- Problem to solve
Extract every line that contains the word "views".

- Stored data
-.-.-

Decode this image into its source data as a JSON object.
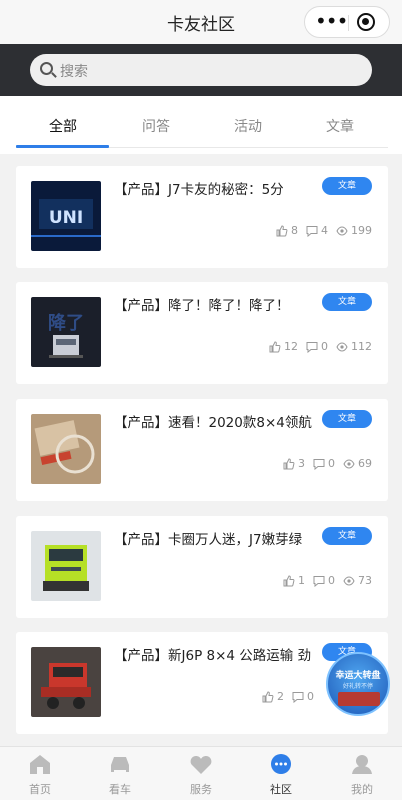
{
  "window": {
    "title": "卡友社区"
  },
  "search": {
    "placeholder": "搜索"
  },
  "tabs": [
    "全部",
    "问答",
    "活动",
    "文章"
  ],
  "posts": [
    {
      "title": "【产品】J7卡友的秘密：5分",
      "badge": "文章",
      "likes": "8",
      "comments": "4",
      "views": "199",
      "thumb_icon": "uni-banner-image"
    },
    {
      "title": "【产品】降了！降了！降了！",
      "badge": "文章",
      "likes": "12",
      "comments": "0",
      "views": "112",
      "thumb_icon": "truck-dark-image"
    },
    {
      "title": "【产品】速看！2020款8×4领航",
      "badge": "文章",
      "likes": "3",
      "comments": "0",
      "views": "69",
      "thumb_icon": "magnifier-document-image"
    },
    {
      "title": "【产品】卡圈万人迷，J7嫩芽绿",
      "badge": "文章",
      "likes": "1",
      "comments": "0",
      "views": "73",
      "thumb_icon": "green-truck-image"
    },
    {
      "title": "【产品】新J6P 8×4 公路运输 劲",
      "badge": "文章",
      "likes": "2",
      "comments": "0",
      "views": "",
      "thumb_icon": "red-truck-image"
    }
  ],
  "floating": {
    "line1": "幸运大转盘",
    "line2": "好礼转不停"
  },
  "nav": [
    {
      "label": "首页",
      "icon": "home-icon"
    },
    {
      "label": "看车",
      "icon": "car-icon"
    },
    {
      "label": "服务",
      "icon": "heart-icon"
    },
    {
      "label": "社区",
      "icon": "chat-icon"
    },
    {
      "label": "我的",
      "icon": "user-icon"
    }
  ],
  "colors": {
    "accent": "#2e7ee8",
    "badge": "#2f86f0",
    "searchbar": "#2d2f33"
  }
}
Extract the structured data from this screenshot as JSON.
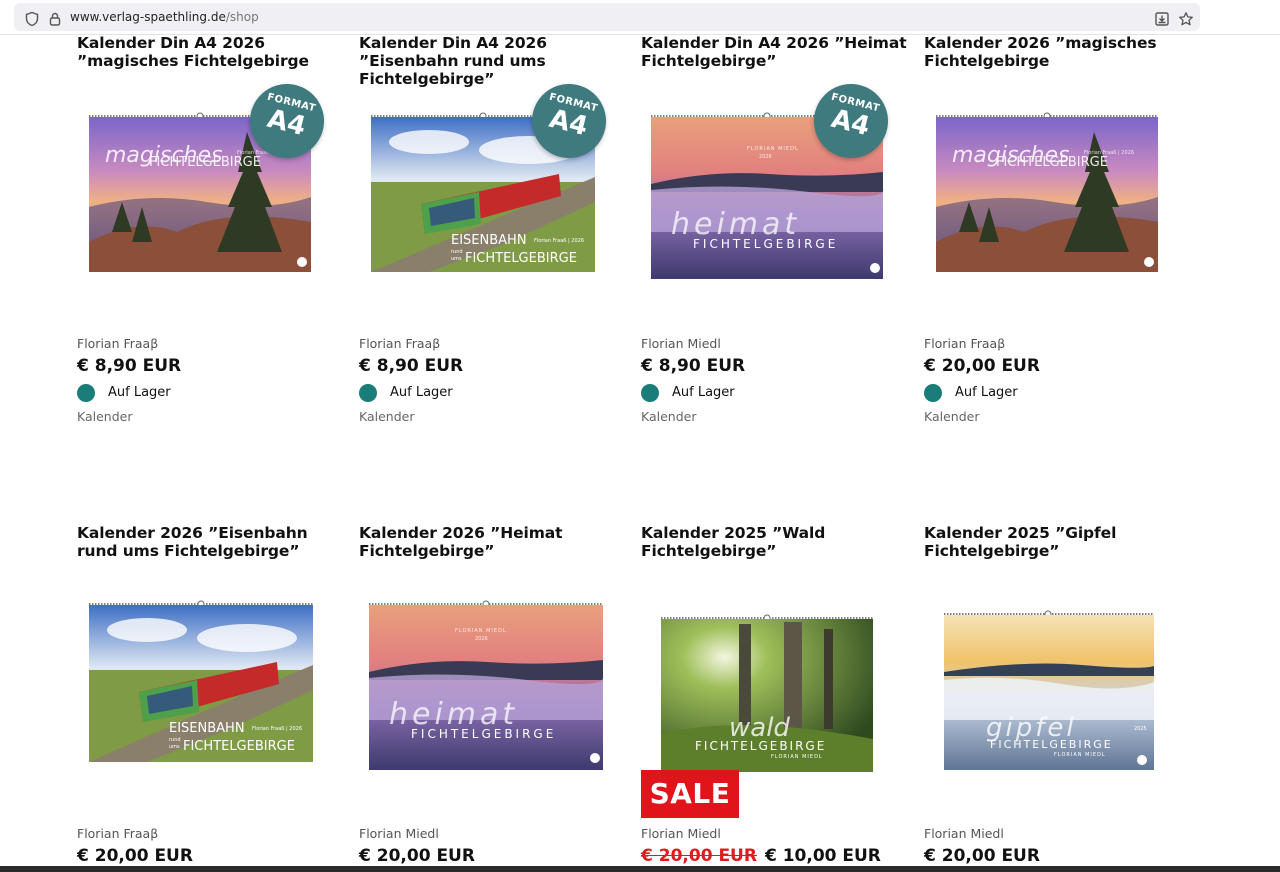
{
  "browser": {
    "url_host": "www.verlag-spaethling.de",
    "url_path": "/shop",
    "icons": [
      "shield-icon",
      "lock-icon",
      "download-icon",
      "star-icon"
    ]
  },
  "products": [
    {
      "title": "Kalender Din A4 2026 ”magisches Fichtelgebirge",
      "author": "Florian Fraaβ",
      "price": "€ 8,90 EUR",
      "stock": "Auf Lager",
      "category": "Kalender",
      "badge_top": "FORMAT",
      "badge_main": "A4",
      "cover_title": "magisches",
      "cover_sub": "FICHTELGEBIRGE",
      "cover_small": "Florian Fraaß | 2026"
    },
    {
      "title": "Kalender Din A4 2026 ”Eisenbahn rund ums Fichtelgebirge”",
      "author": "Florian Fraaβ",
      "price": "€ 8,90 EUR",
      "stock": "Auf Lager",
      "category": "Kalender",
      "badge_top": "FORMAT",
      "badge_main": "A4",
      "cover_title": "EISENBAHN",
      "cover_sub": "FICHTELGEBIRGE",
      "cover_small": "Florian Fraaß | 2026",
      "cover_rund": "rund",
      "cover_ums": "ums"
    },
    {
      "title": "Kalender Din A4 2026 ”Heimat Fichtelgebirge”",
      "author": "Florian Miedl",
      "price": "€ 8,90 EUR",
      "stock": "Auf Lager",
      "category": "Kalender",
      "badge_top": "FORMAT",
      "badge_main": "A4",
      "cover_title": "heimat",
      "cover_sub": "FICHTELGEBIRGE",
      "cover_small": "FLORIAN MIEDL",
      "cover_year": "2026"
    },
    {
      "title": "Kalender 2026 ”magisches Fichtelgebirge",
      "author": "Florian Fraaβ",
      "price": "€ 20,00 EUR",
      "stock": "Auf Lager",
      "category": "Kalender",
      "cover_title": "magisches",
      "cover_sub": "FICHTELGEBIRGE",
      "cover_small": "Florian Fraaß | 2026"
    },
    {
      "title": "Kalender 2026 ”Eisenbahn rund ums Fichtelgebirge”",
      "author": "Florian Fraaβ",
      "price": "€ 20,00 EUR",
      "cover_title": "EISENBAHN",
      "cover_sub": "FICHTELGEBIRGE",
      "cover_small": "Florian Fraaß | 2026",
      "cover_rund": "rund",
      "cover_ums": "ums"
    },
    {
      "title": "Kalender 2026 ”Heimat Fichtelgebirge”",
      "author": "Florian Miedl",
      "price": "€ 20,00 EUR",
      "cover_title": "heimat",
      "cover_sub": "FICHTELGEBIRGE",
      "cover_small": "FLORIAN MIEDL",
      "cover_year": "2026"
    },
    {
      "title": "Kalender 2025 ”Wald Fichtelgebirge”",
      "author": "Florian Miedl",
      "old_price": "€ 20,00 EUR",
      "price": "€ 10,00 EUR",
      "sale": "SALE",
      "cover_title": "wald",
      "cover_sub": "FICHTELGEBIRGE",
      "cover_small": "FLORIAN MIEDL"
    },
    {
      "title": "Kalender 2025 ”Gipfel Fichtelgebirge”",
      "author": "Florian Miedl",
      "price": "€ 20,00 EUR",
      "cover_title": "gipfel",
      "cover_sub": "FICHTELGEBIRGE",
      "cover_small": "FLORIAN MIEDL",
      "cover_year": "2025"
    }
  ],
  "colors": {
    "stock_dot": "#1b7d7a",
    "badge": "#3f7a7f",
    "sale": "#e2141b",
    "old_price": "#e11b1b"
  }
}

-.-.-

- Output
      "views": "199",
      "views": "112",
      "views": "69",
      "views": "73",
      "views": "",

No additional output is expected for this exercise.